[Items from a figure collection]
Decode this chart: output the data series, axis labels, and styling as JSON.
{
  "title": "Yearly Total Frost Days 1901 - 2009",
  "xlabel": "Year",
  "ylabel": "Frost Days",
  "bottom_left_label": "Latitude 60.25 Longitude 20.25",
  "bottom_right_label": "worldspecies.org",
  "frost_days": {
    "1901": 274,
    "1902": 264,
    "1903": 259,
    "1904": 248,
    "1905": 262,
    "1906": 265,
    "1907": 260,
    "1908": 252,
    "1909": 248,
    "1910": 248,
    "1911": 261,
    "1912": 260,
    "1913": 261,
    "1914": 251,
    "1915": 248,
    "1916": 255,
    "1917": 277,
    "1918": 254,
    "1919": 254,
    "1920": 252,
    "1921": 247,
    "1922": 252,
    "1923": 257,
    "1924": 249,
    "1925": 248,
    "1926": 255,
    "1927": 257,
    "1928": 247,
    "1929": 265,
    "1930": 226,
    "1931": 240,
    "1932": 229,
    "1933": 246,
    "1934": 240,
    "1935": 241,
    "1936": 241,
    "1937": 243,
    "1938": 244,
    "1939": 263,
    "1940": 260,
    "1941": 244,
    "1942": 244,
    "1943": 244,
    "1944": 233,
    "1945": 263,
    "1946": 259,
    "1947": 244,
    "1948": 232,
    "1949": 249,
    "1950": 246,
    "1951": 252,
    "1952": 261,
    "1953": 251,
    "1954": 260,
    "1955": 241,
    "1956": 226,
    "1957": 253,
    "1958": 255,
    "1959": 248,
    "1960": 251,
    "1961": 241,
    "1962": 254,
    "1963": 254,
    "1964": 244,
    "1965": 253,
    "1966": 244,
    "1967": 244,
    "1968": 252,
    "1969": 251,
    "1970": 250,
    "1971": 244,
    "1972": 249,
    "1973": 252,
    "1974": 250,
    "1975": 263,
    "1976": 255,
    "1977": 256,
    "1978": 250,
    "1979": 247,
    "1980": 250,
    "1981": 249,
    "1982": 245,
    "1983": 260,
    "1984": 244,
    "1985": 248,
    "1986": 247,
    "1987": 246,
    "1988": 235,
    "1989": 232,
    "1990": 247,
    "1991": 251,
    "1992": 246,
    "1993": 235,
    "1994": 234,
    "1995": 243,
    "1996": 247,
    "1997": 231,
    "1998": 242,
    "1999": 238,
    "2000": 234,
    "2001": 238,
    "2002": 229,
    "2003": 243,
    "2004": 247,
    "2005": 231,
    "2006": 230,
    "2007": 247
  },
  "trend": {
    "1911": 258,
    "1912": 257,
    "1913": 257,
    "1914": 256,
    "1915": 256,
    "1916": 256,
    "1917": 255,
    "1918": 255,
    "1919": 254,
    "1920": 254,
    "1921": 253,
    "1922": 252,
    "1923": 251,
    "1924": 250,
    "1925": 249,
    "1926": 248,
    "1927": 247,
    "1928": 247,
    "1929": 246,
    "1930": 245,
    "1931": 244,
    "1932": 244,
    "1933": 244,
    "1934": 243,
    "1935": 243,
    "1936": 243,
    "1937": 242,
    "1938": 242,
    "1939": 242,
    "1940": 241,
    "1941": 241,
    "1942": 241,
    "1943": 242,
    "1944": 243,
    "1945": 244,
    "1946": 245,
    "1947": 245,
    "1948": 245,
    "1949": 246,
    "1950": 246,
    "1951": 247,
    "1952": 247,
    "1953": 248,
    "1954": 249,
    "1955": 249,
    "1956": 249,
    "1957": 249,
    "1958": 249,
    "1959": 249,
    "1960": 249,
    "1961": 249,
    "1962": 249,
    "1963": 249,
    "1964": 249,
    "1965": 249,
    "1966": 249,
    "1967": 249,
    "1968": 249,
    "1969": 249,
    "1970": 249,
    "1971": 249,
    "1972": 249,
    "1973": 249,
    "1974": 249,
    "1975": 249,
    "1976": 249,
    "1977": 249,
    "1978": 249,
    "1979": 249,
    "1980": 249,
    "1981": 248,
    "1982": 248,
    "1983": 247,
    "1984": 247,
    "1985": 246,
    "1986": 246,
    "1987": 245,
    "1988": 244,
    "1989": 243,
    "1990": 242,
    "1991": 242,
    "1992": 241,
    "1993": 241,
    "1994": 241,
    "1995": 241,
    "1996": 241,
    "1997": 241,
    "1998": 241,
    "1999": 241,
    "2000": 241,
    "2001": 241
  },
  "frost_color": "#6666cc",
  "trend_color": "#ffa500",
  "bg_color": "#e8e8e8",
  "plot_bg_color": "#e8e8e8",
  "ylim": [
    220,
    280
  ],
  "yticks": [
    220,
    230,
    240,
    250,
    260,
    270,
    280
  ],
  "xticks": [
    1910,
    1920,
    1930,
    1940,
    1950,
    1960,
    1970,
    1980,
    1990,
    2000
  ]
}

Written instruction — Output every record above exactly as it appears.

Result of the exercise —
Decode this chart: output the data series, axis labels, and styling as JSON.
{
  "title": "Yearly Total Frost Days 1901 - 2009",
  "xlabel": "Year",
  "ylabel": "Frost Days",
  "bottom_left_label": "Latitude 60.25 Longitude 20.25",
  "bottom_right_label": "worldspecies.org",
  "frost_days": {
    "1901": 274,
    "1902": 264,
    "1903": 259,
    "1904": 248,
    "1905": 262,
    "1906": 265,
    "1907": 260,
    "1908": 252,
    "1909": 248,
    "1910": 248,
    "1911": 261,
    "1912": 260,
    "1913": 261,
    "1914": 251,
    "1915": 248,
    "1916": 255,
    "1917": 277,
    "1918": 254,
    "1919": 254,
    "1920": 252,
    "1921": 247,
    "1922": 252,
    "1923": 257,
    "1924": 249,
    "1925": 248,
    "1926": 255,
    "1927": 257,
    "1928": 247,
    "1929": 265,
    "1930": 226,
    "1931": 240,
    "1932": 229,
    "1933": 246,
    "1934": 240,
    "1935": 241,
    "1936": 241,
    "1937": 243,
    "1938": 244,
    "1939": 263,
    "1940": 260,
    "1941": 244,
    "1942": 244,
    "1943": 244,
    "1944": 233,
    "1945": 263,
    "1946": 259,
    "1947": 244,
    "1948": 232,
    "1949": 249,
    "1950": 246,
    "1951": 252,
    "1952": 261,
    "1953": 251,
    "1954": 260,
    "1955": 241,
    "1956": 226,
    "1957": 253,
    "1958": 255,
    "1959": 248,
    "1960": 251,
    "1961": 241,
    "1962": 254,
    "1963": 254,
    "1964": 244,
    "1965": 253,
    "1966": 244,
    "1967": 244,
    "1968": 252,
    "1969": 251,
    "1970": 250,
    "1971": 244,
    "1972": 249,
    "1973": 252,
    "1974": 250,
    "1975": 263,
    "1976": 255,
    "1977": 256,
    "1978": 250,
    "1979": 247,
    "1980": 250,
    "1981": 249,
    "1982": 245,
    "1983": 260,
    "1984": 244,
    "1985": 248,
    "1986": 247,
    "1987": 246,
    "1988": 235,
    "1989": 232,
    "1990": 247,
    "1991": 251,
    "1992": 246,
    "1993": 235,
    "1994": 234,
    "1995": 243,
    "1996": 247,
    "1997": 231,
    "1998": 242,
    "1999": 238,
    "2000": 234,
    "2001": 238,
    "2002": 229,
    "2003": 243,
    "2004": 247,
    "2005": 231,
    "2006": 230,
    "2007": 247
  },
  "trend": {
    "1911": 258,
    "1912": 257,
    "1913": 257,
    "1914": 256,
    "1915": 256,
    "1916": 256,
    "1917": 255,
    "1918": 255,
    "1919": 254,
    "1920": 254,
    "1921": 253,
    "1922": 252,
    "1923": 251,
    "1924": 250,
    "1925": 249,
    "1926": 248,
    "1927": 247,
    "1928": 247,
    "1929": 246,
    "1930": 245,
    "1931": 244,
    "1932": 244,
    "1933": 244,
    "1934": 243,
    "1935": 243,
    "1936": 243,
    "1937": 242,
    "1938": 242,
    "1939": 242,
    "1940": 241,
    "1941": 241,
    "1942": 241,
    "1943": 242,
    "1944": 243,
    "1945": 244,
    "1946": 245,
    "1947": 245,
    "1948": 245,
    "1949": 246,
    "1950": 246,
    "1951": 247,
    "1952": 247,
    "1953": 248,
    "1954": 249,
    "1955": 249,
    "1956": 249,
    "1957": 249,
    "1958": 249,
    "1959": 249,
    "1960": 249,
    "1961": 249,
    "1962": 249,
    "1963": 249,
    "1964": 249,
    "1965": 249,
    "1966": 249,
    "1967": 249,
    "1968": 249,
    "1969": 249,
    "1970": 249,
    "1971": 249,
    "1972": 249,
    "1973": 249,
    "1974": 249,
    "1975": 249,
    "1976": 249,
    "1977": 249,
    "1978": 249,
    "1979": 249,
    "1980": 249,
    "1981": 248,
    "1982": 248,
    "1983": 247,
    "1984": 247,
    "1985": 246,
    "1986": 246,
    "1987": 245,
    "1988": 244,
    "1989": 243,
    "1990": 242,
    "1991": 242,
    "1992": 241,
    "1993": 241,
    "1994": 241,
    "1995": 241,
    "1996": 241,
    "1997": 241,
    "1998": 241,
    "1999": 241,
    "2000": 241,
    "2001": 241
  },
  "frost_color": "#6666cc",
  "trend_color": "#ffa500",
  "bg_color": "#e8e8e8",
  "plot_bg_color": "#e8e8e8",
  "ylim": [
    220,
    280
  ],
  "yticks": [
    220,
    230,
    240,
    250,
    260,
    270,
    280
  ],
  "xticks": [
    1910,
    1920,
    1930,
    1940,
    1950,
    1960,
    1970,
    1980,
    1990,
    2000
  ]
}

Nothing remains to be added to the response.